__Stated problem__: Take every line from the listing below that includes "color" and copy it.

Start of Information given

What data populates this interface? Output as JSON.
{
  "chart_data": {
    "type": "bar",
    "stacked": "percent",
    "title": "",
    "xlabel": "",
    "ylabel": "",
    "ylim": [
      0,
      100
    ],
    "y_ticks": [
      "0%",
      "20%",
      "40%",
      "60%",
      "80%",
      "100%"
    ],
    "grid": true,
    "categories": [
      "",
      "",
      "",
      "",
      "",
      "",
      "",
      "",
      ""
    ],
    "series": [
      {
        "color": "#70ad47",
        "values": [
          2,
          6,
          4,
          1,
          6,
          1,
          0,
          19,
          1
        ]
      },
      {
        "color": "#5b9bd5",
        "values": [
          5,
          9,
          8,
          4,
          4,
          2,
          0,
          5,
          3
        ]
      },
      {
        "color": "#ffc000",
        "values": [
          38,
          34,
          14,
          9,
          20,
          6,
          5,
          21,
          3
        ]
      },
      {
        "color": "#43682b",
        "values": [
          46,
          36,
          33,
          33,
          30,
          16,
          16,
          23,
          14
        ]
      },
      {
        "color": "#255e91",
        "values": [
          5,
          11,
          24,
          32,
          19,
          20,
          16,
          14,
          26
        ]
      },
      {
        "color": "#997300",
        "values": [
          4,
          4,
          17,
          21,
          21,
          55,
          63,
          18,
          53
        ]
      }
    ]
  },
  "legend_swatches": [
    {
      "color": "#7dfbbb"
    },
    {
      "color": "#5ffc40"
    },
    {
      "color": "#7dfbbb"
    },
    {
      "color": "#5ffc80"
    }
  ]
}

End of Information given

__Final answer__:
        "color": "#70ad47",
        "color": "#5b9bd5",
        "color": "#ffc000",
        "color": "#43682b",
        "color": "#255e91",
        "color": "#997300",
      "color": "#7dfbbb"
      "color": "#5ffc40"
      "color": "#7dfbbb"
      "color": "#5ffc80"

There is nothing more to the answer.